**INPUT FOR THIS TASK:**

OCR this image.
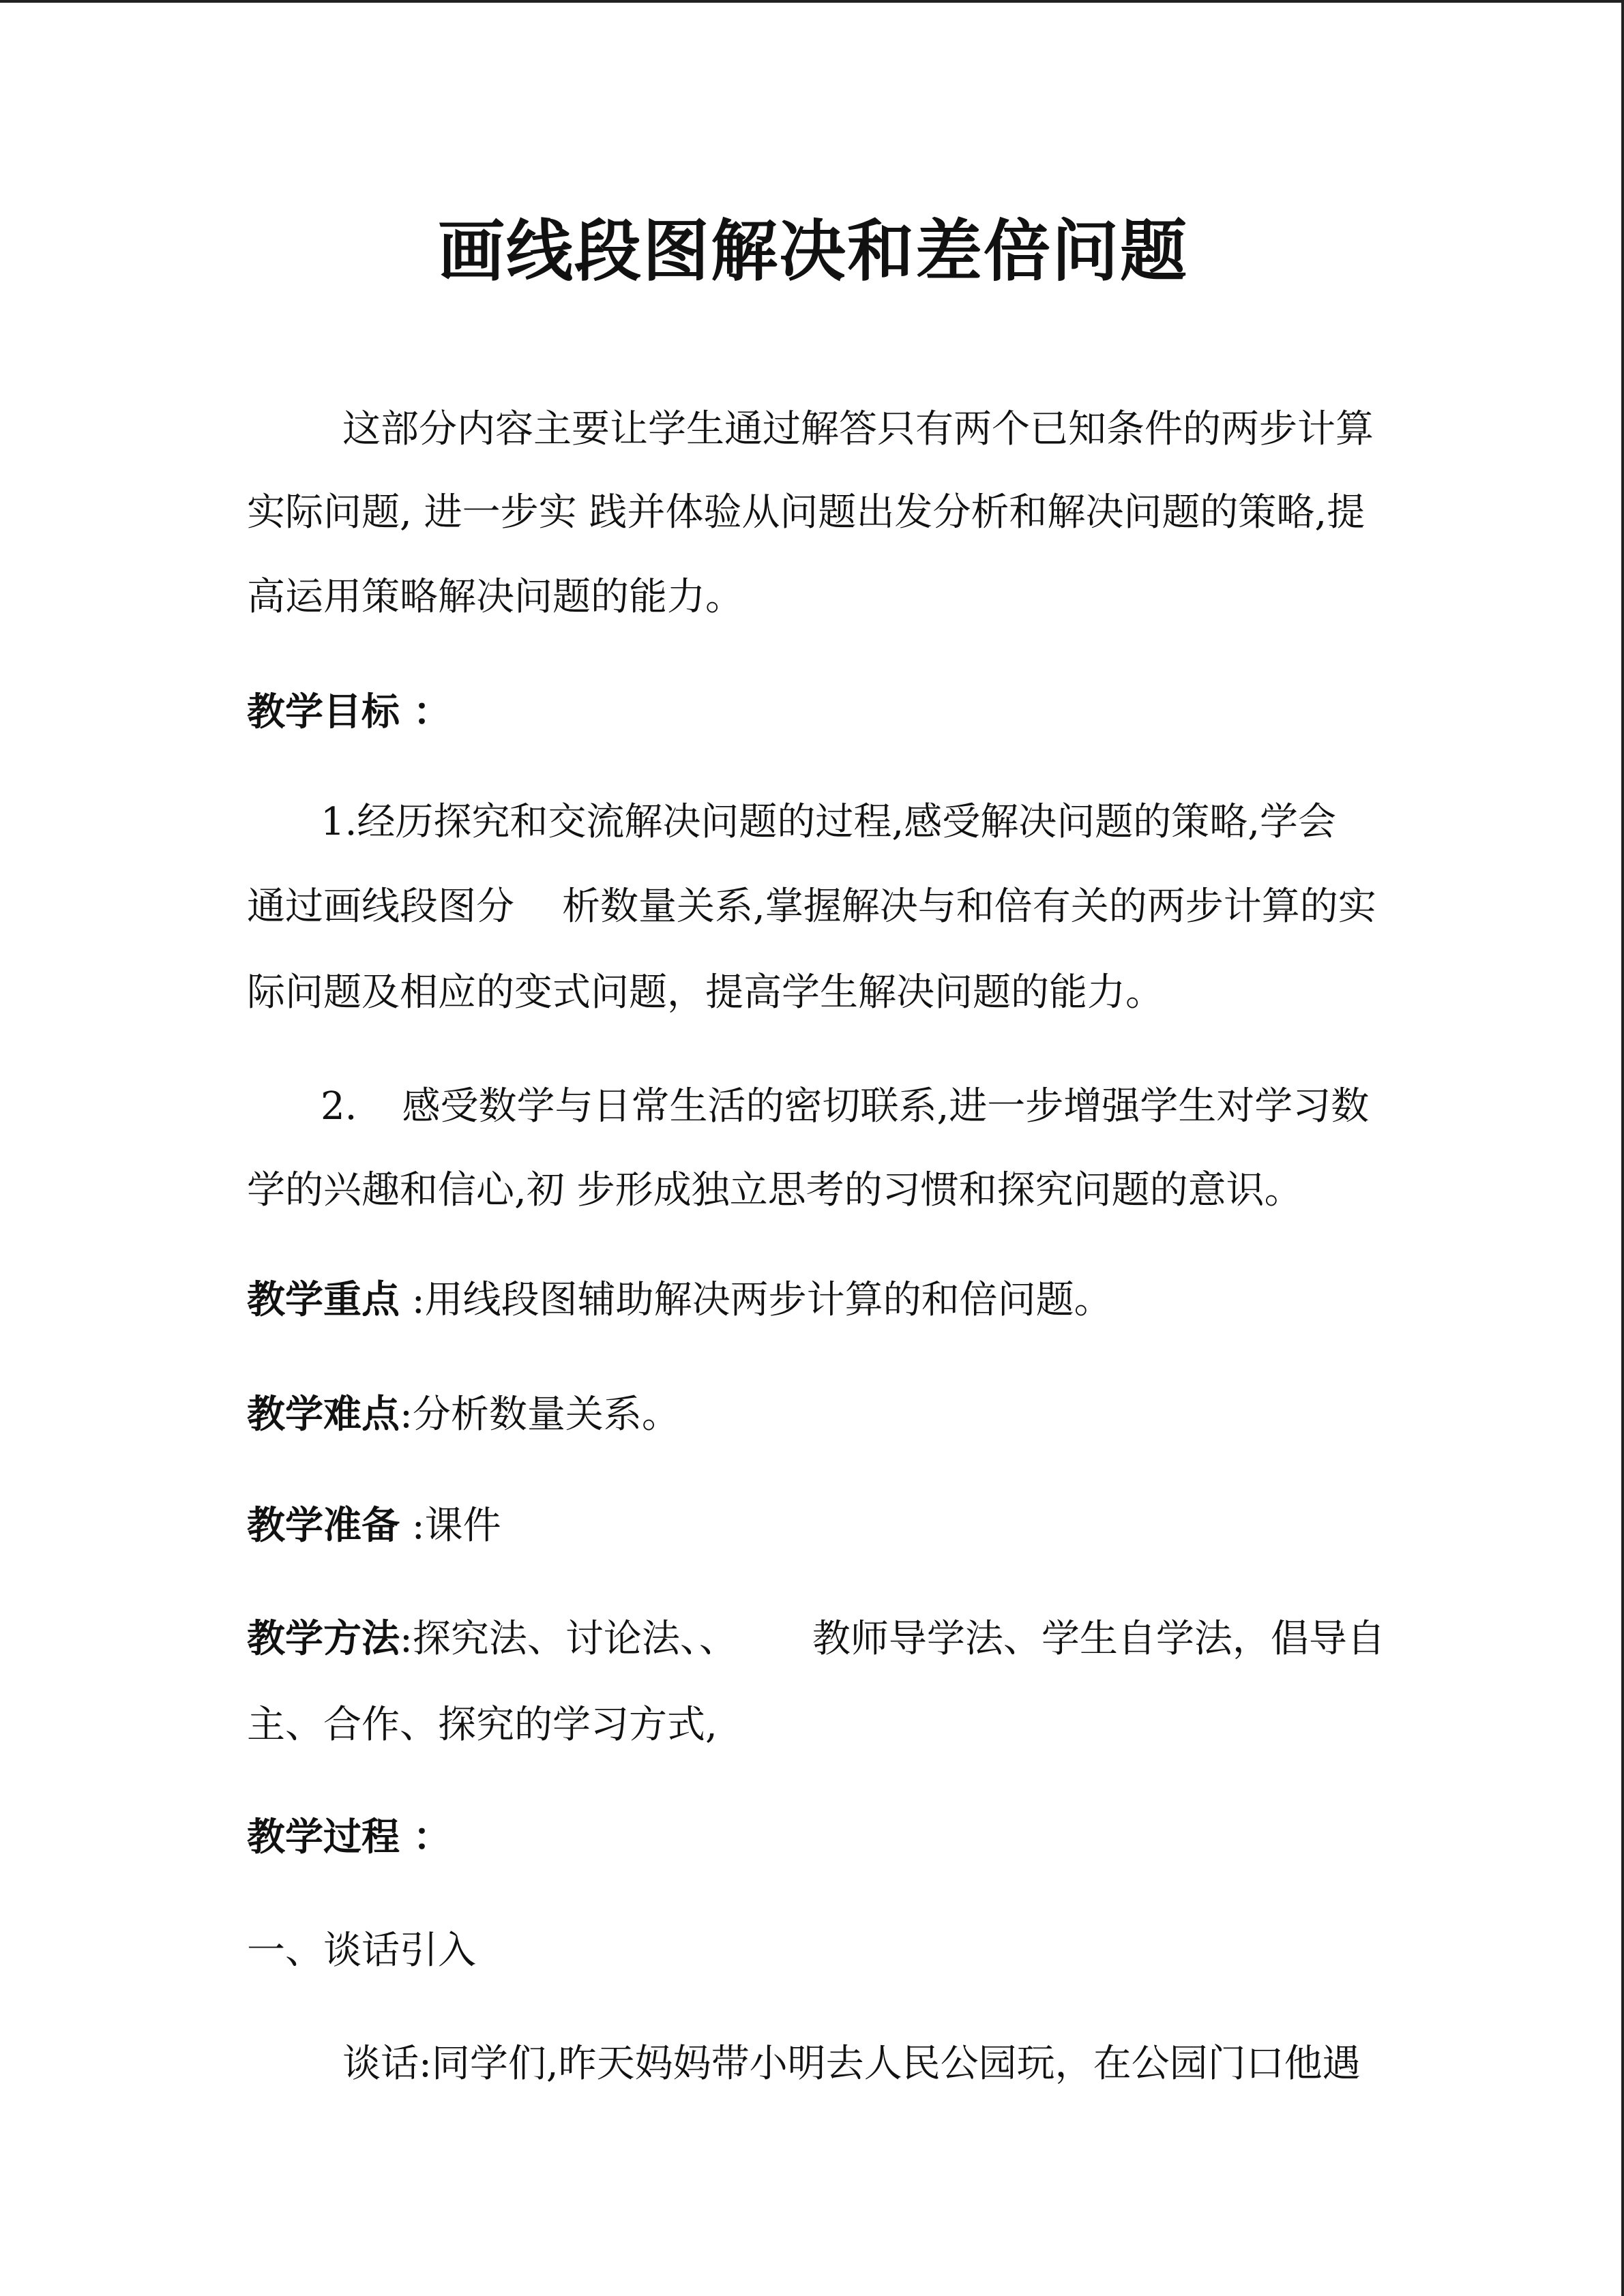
画线段图解决和差倍问题
这部分内容主要让学生通过解答只有两个已知条件的两步计算
实际问题, 进一步实 践并体验从问题出发分析和解决问题的策略,提
高运用策略解决问题的能力。
教学目标 ：
1.经历探究和交流解决问题的过程,感受解决问题的策略,学会
通过画线段图分 析数量关系,掌握解决与和倍有关的两步计算的实
际问题及相应的变式问题，提高学生解决问题的能力。
2. 感受数学与日常生活的密切联系,进一步增强学生对学习数
学的兴趣和信心,初 步形成独立思考的习惯和探究问题的意识。
教学重点 :用线段图辅助解决两步计算的和倍问题。
教学难点:分析数量关系。
教学准备 :课件
教学方法:探究法、讨论法、、 教师导学法、学生自学法，倡导自
主、合作、探究的学习方式,
教学过程 ：
一、谈话引入
谈话:同学们,昨天妈妈带小明去人民公园玩，在公园门口他遇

**GIVEN INSTRUCTION:**
Copy all the records above exactly, but leave out the pictures.

**FULL RESPONSE:**
OCR this image.
画线段图解决和差倍问题
这部分内容主要让学生通过解答只有两个已知条件的两步计算
实际问题, 进一步实 践并体验从问题出发分析和解决问题的策略,提
高运用策略解决问题的能力。
教学目标 ：
1.经历探究和交流解决问题的过程,感受解决问题的策略,学会
通过画线段图分 析数量关系,掌握解决与和倍有关的两步计算的实
际问题及相应的变式问题，提高学生解决问题的能力。
2. 感受数学与日常生活的密切联系,进一步增强学生对学习数
学的兴趣和信心,初 步形成独立思考的习惯和探究问题的意识。
教学重点 :用线段图辅助解决两步计算的和倍问题。
教学难点:分析数量关系。
教学准备 :课件
教学方法:探究法、讨论法、、 教师导学法、学生自学法，倡导自
主、合作、探究的学习方式,
教学过程 ：
一、谈话引入
谈话:同学们,昨天妈妈带小明去人民公园玩，在公园门口他遇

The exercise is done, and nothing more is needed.